Stored data:
----
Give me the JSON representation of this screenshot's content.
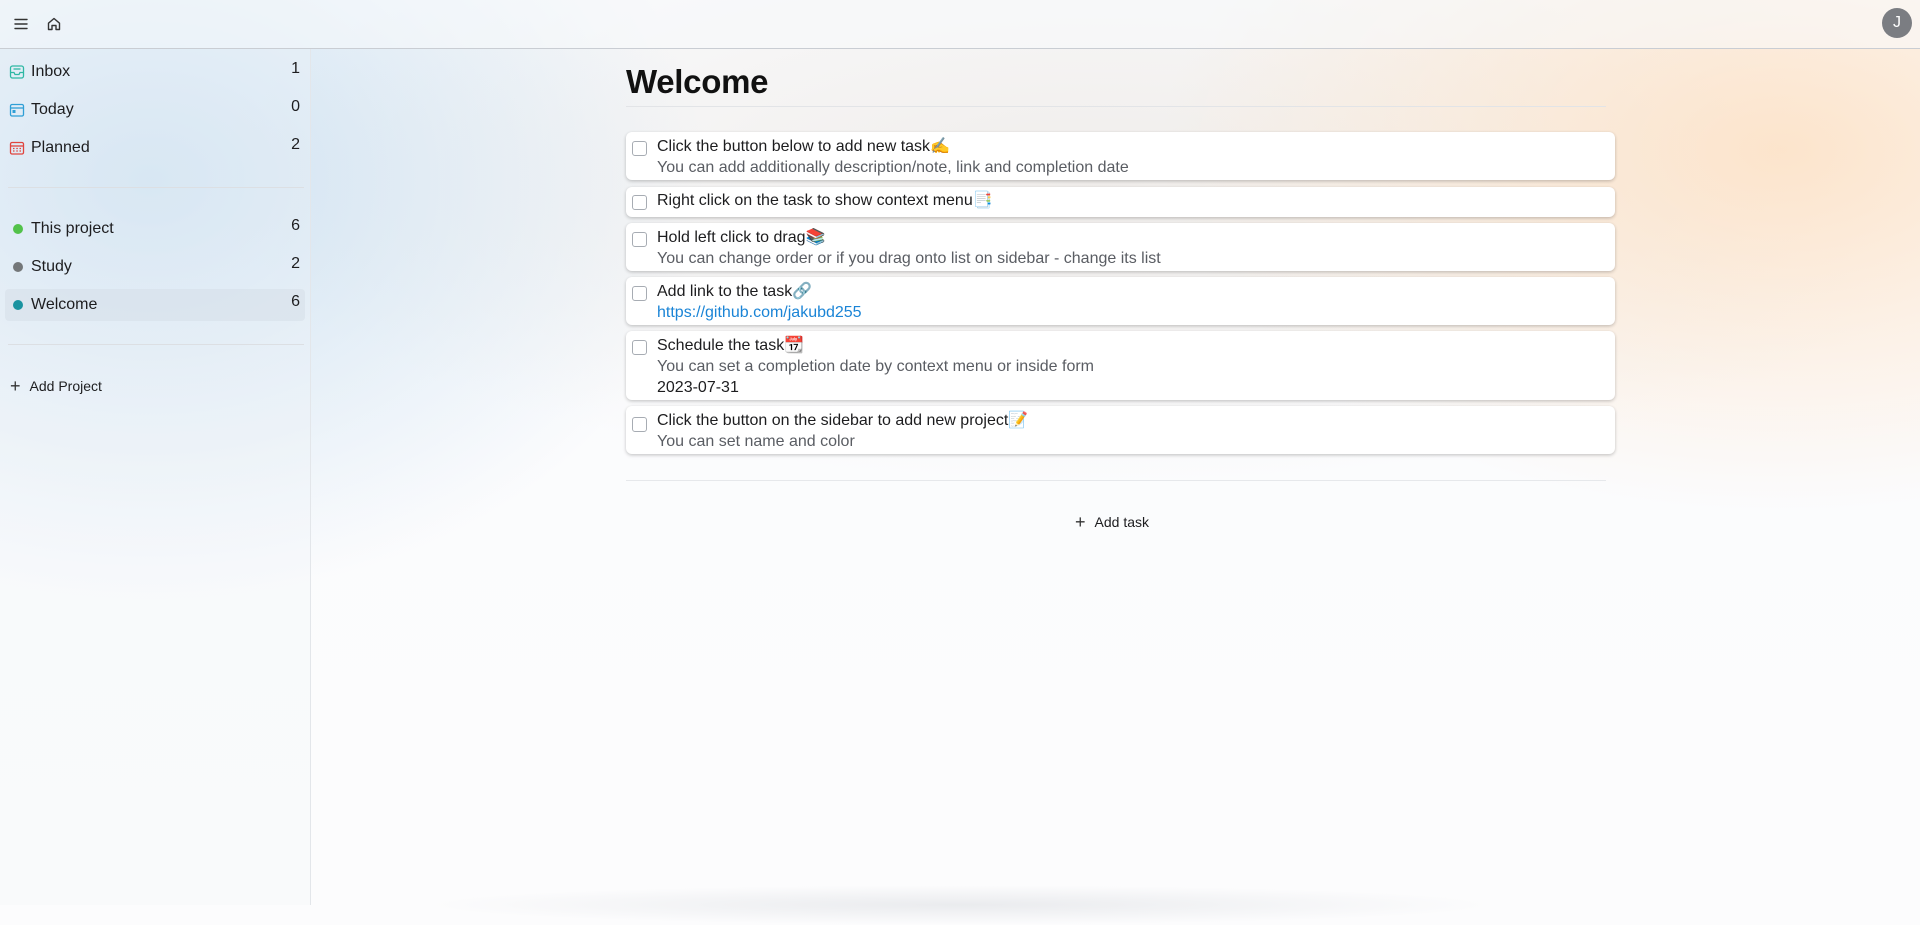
{
  "topbar": {
    "menu_icon": "hamburger-menu-icon",
    "home_icon": "home-icon",
    "avatar_initial": "J"
  },
  "sidebar": {
    "smart_lists": [
      {
        "label": "Inbox",
        "count": "1",
        "icon": "inbox-icon",
        "color": "#2fb8a4"
      },
      {
        "label": "Today",
        "count": "0",
        "icon": "calendar-today-icon",
        "color": "#2f9fd6"
      },
      {
        "label": "Planned",
        "count": "2",
        "icon": "calendar-grid-icon",
        "color": "#e0453f"
      }
    ],
    "projects": [
      {
        "label": "This project",
        "count": "6",
        "color": "#52c24a"
      },
      {
        "label": "Study",
        "count": "2",
        "color": "#747779"
      },
      {
        "label": "Welcome",
        "count": "6",
        "color": "#1a93a0",
        "active": true
      }
    ],
    "add_project_label": "Add Project"
  },
  "main": {
    "title": "Welcome",
    "tasks": [
      {
        "title": "Click the button below to add new task✍️",
        "desc": "You can add additionally description/note, link and completion date"
      },
      {
        "title": "Right click on the task to show context menu📑"
      },
      {
        "title": "Hold left click to drag📚",
        "desc": "You can change order or if you drag onto list on sidebar - change its list"
      },
      {
        "title": "Add link to the task🔗",
        "link": "https://github.com/jakubd255"
      },
      {
        "title": "Schedule the task📆",
        "desc": "You can set a completion date by context menu or inside form",
        "date": "2023-07-31"
      },
      {
        "title": "Click the button on the sidebar to add new project📝",
        "desc": "You can set name and color"
      }
    ],
    "add_task_label": "Add task"
  }
}
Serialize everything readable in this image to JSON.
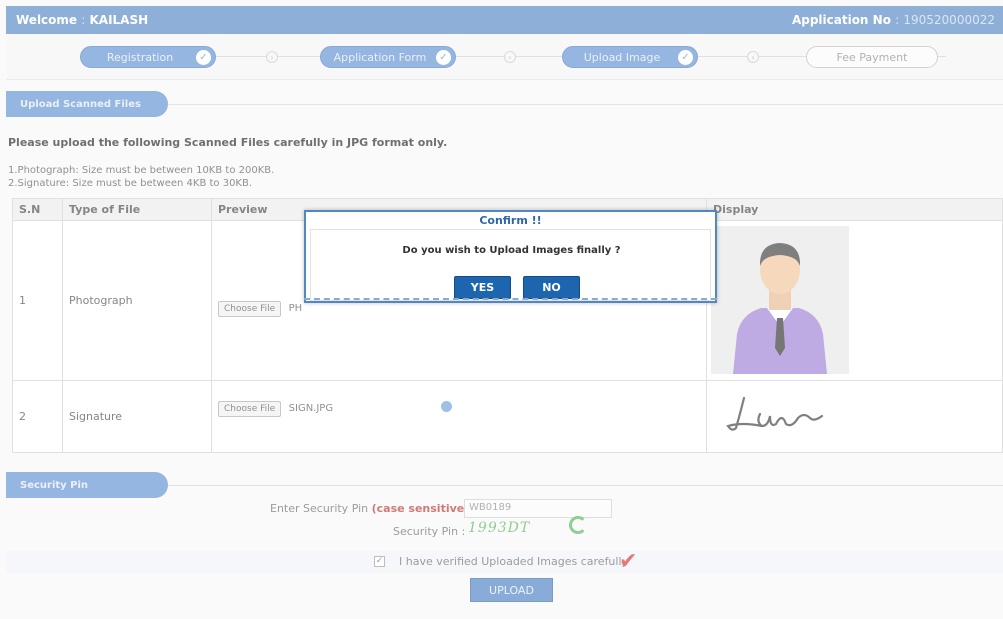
{
  "header": {
    "welcome_label": "Welcome",
    "user_name": "KAILASH",
    "app_no_label": "Application No",
    "app_no_value": "190520000022"
  },
  "steps": [
    {
      "label": "Registration",
      "state": "done"
    },
    {
      "label": "Application Form",
      "state": "done"
    },
    {
      "label": "Upload Image",
      "state": "done"
    },
    {
      "label": "Fee Payment",
      "state": "todo"
    }
  ],
  "upload_section": {
    "title": "Upload Scanned Files",
    "instructions": "Please upload the following Scanned Files carefully in JPG format only.",
    "rules": [
      "1.Photograph: Size must be between 10KB to 200KB.",
      "2.Signature: Size must be between 4KB to 30KB."
    ],
    "table": {
      "headers": [
        "S.N",
        "Type of File",
        "Preview",
        "Display"
      ],
      "rows": [
        {
          "sn": "1",
          "type": "Photograph",
          "choose_label": "Choose File",
          "file_name": "PH"
        },
        {
          "sn": "2",
          "type": "Signature",
          "choose_label": "Choose File",
          "file_name": "SIGN.JPG"
        }
      ]
    }
  },
  "security_section": {
    "title": "Security Pin",
    "enter_label": "Enter Security Pin",
    "case_label": "(case sensitive)",
    "colon": ":",
    "pin_value": "WB0189",
    "pin_label": "Security Pin :",
    "captcha_text": "1993DT",
    "verify_label": "I have verified Uploaded Images carefully",
    "verify_checked": true,
    "upload_label": "UPLOAD"
  },
  "dialog": {
    "title": "Confirm !!",
    "message": "Do you wish to Upload Images finally ?",
    "yes_label": "YES",
    "no_label": "NO"
  },
  "colors": {
    "accent": "#5285c2",
    "dialog_button": "#1e65b0",
    "captcha": "#56b356",
    "check_mark": "#d9302c"
  }
}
----
Short exercise: Copy the listing word for word, excluding its pictures.

Solution:
Give me the JSON representation of this screenshot's content.
{
  "topbar": {
    "menu_icon": "hamburger-menu-icon",
    "home_icon": "home-icon",
    "avatar_initial": "J"
  },
  "sidebar": {
    "smart_lists": [
      {
        "label": "Inbox",
        "count": "1",
        "icon": "inbox-icon",
        "color": "#2fb8a4"
      },
      {
        "label": "Today",
        "count": "0",
        "icon": "calendar-today-icon",
        "color": "#2f9fd6"
      },
      {
        "label": "Planned",
        "count": "2",
        "icon": "calendar-grid-icon",
        "color": "#e0453f"
      }
    ],
    "projects": [
      {
        "label": "This project",
        "count": "6",
        "color": "#52c24a"
      },
      {
        "label": "Study",
        "count": "2",
        "color": "#747779"
      },
      {
        "label": "Welcome",
        "count": "6",
        "color": "#1a93a0",
        "active": true
      }
    ],
    "add_project_label": "Add Project"
  },
  "main": {
    "title": "Welcome",
    "tasks": [
      {
        "title": "Click the button below to add new task✍️",
        "desc": "You can add additionally description/note, link and completion date"
      },
      {
        "title": "Right click on the task to show context menu📑"
      },
      {
        "title": "Hold left click to drag📚",
        "desc": "You can change order or if you drag onto list on sidebar - change its list"
      },
      {
        "title": "Add link to the task🔗",
        "link": "https://github.com/jakubd255"
      },
      {
        "title": "Schedule the task📆",
        "desc": "You can set a completion date by context menu or inside form",
        "date": "2023-07-31"
      },
      {
        "title": "Click the button on the sidebar to add new project📝",
        "desc": "You can set name and color"
      }
    ],
    "add_task_label": "Add task"
  }
}
Serialize everything readable in this image to JSON.
{
  "header": {
    "welcome_label": "Welcome",
    "user_name": "KAILASH",
    "app_no_label": "Application No",
    "app_no_value": "190520000022"
  },
  "steps": [
    {
      "label": "Registration",
      "state": "done"
    },
    {
      "label": "Application Form",
      "state": "done"
    },
    {
      "label": "Upload Image",
      "state": "done"
    },
    {
      "label": "Fee Payment",
      "state": "todo"
    }
  ],
  "upload_section": {
    "title": "Upload Scanned Files",
    "instructions": "Please upload the following Scanned Files carefully in JPG format only.",
    "rules": [
      "1.Photograph: Size must be between 10KB to 200KB.",
      "2.Signature: Size must be between 4KB to 30KB."
    ],
    "table": {
      "headers": [
        "S.N",
        "Type of File",
        "Preview",
        "Display"
      ],
      "rows": [
        {
          "sn": "1",
          "type": "Photograph",
          "choose_label": "Choose File",
          "file_name": "PH"
        },
        {
          "sn": "2",
          "type": "Signature",
          "choose_label": "Choose File",
          "file_name": "SIGN.JPG"
        }
      ]
    }
  },
  "security_section": {
    "title": "Security Pin",
    "enter_label": "Enter Security Pin",
    "case_label": "(case sensitive)",
    "colon": ":",
    "pin_value": "WB0189",
    "pin_label": "Security Pin :",
    "captcha_text": "1993DT",
    "verify_label": "I have verified Uploaded Images carefully",
    "verify_checked": true,
    "upload_label": "UPLOAD"
  },
  "dialog": {
    "title": "Confirm !!",
    "message": "Do you wish to Upload Images finally ?",
    "yes_label": "YES",
    "no_label": "NO"
  },
  "colors": {
    "accent": "#5285c2",
    "dialog_button": "#1e65b0",
    "captcha": "#56b356",
    "check_mark": "#d9302c"
  }
}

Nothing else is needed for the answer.